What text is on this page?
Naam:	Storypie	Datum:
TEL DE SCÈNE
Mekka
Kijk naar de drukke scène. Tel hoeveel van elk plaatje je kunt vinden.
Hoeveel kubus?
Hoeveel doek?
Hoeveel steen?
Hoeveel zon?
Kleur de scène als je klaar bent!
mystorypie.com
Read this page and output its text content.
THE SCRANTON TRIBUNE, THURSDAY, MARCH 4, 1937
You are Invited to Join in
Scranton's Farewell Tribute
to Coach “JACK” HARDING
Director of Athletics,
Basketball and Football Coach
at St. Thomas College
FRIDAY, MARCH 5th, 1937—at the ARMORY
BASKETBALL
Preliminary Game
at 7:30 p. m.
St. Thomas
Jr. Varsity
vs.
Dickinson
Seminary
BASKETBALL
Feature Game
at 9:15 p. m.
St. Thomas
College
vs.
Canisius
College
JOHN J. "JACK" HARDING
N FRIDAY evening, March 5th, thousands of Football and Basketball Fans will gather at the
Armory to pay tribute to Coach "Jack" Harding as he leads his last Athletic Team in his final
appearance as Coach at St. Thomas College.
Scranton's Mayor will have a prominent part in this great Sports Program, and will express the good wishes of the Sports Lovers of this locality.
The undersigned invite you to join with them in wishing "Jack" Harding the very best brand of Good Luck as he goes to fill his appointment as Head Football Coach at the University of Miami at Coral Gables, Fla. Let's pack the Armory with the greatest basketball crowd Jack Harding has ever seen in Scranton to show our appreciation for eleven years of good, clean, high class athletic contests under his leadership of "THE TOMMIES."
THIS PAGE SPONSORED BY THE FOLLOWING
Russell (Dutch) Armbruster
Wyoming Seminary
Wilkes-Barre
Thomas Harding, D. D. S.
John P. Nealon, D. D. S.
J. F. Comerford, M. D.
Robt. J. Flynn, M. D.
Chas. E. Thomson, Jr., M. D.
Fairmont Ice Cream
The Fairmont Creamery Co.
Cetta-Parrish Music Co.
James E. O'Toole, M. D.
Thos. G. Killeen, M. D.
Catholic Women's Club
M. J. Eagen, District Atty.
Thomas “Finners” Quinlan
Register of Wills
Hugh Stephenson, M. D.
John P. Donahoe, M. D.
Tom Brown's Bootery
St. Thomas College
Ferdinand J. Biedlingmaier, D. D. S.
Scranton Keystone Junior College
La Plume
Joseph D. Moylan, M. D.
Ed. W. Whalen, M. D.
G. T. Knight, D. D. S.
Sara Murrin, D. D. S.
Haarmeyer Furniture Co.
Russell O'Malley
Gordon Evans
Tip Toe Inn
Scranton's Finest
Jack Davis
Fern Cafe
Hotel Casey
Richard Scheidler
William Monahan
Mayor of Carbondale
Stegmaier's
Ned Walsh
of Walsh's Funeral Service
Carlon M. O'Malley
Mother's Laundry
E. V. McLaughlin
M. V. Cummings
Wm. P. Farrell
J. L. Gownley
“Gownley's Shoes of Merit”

════════════════

▶ **WRITTEN EXERCISE**
Report every line in the data above in which the word "FRIDAY" appears.

▶ **RESPONSE**
FRIDAY, MARCH 5th, 1937—at the ARMORY
N FRIDAY evening, March 5th, thousands of Football and Basketball Fans will gather at the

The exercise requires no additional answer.